- Figure dataset records
# # #

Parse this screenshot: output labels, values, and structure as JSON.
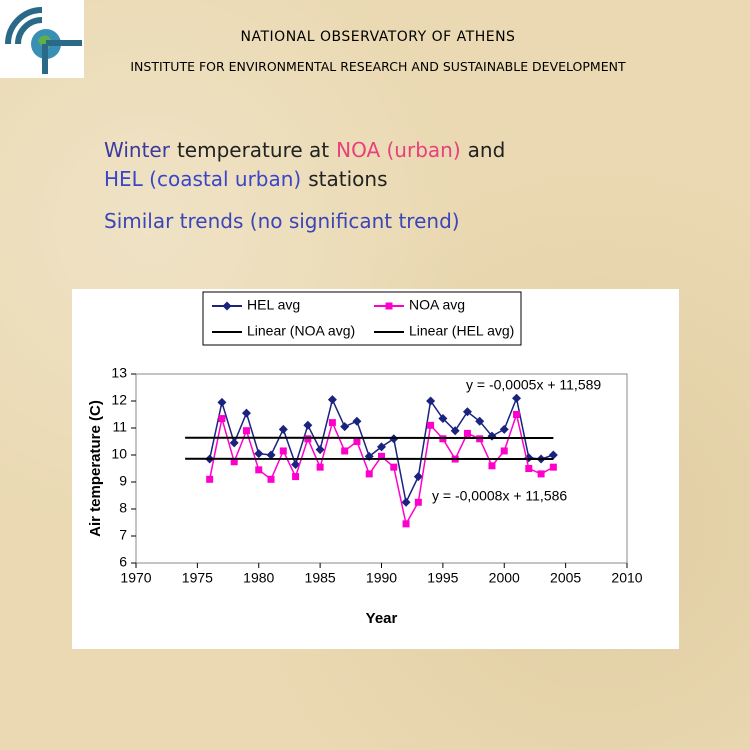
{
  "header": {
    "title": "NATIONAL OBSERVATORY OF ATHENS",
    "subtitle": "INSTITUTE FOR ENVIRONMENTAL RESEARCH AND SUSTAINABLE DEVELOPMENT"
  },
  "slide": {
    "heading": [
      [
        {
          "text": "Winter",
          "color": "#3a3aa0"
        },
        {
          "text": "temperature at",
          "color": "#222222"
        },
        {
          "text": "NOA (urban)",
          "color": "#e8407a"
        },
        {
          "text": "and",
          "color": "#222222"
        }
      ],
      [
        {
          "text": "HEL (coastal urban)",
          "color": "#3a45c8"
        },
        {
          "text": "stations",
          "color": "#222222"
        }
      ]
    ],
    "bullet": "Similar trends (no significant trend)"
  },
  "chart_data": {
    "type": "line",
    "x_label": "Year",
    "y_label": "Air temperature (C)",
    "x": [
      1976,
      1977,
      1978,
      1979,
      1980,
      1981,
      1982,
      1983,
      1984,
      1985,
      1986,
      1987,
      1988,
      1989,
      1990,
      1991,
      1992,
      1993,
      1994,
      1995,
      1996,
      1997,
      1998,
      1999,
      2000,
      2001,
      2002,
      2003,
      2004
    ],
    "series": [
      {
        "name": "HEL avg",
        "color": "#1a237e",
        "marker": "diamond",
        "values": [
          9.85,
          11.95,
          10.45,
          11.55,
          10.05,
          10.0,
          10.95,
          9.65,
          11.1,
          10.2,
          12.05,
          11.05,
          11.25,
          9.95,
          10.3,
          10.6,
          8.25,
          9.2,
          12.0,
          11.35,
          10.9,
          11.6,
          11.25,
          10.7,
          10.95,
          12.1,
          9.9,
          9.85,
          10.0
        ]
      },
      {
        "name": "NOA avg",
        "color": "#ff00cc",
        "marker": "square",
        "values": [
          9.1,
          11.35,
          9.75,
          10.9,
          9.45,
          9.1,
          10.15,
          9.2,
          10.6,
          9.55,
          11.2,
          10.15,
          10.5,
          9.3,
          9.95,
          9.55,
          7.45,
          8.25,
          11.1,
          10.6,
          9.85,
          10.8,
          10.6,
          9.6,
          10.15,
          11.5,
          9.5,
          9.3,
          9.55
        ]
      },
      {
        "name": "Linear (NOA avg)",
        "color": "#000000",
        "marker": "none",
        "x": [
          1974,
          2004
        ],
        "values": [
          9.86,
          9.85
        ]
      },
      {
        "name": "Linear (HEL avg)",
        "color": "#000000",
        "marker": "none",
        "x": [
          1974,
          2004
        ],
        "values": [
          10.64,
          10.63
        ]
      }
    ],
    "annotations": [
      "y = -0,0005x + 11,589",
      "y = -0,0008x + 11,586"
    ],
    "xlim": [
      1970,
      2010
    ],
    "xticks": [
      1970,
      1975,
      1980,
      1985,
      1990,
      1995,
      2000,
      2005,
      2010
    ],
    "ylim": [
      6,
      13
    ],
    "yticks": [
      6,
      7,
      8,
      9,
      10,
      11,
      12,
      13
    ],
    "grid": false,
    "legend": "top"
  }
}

# # #

- EXERCISE INSTRUCTIONS
Count each line with "Linear" in it and report that figure by itself.

- EXERCISE RESULT
2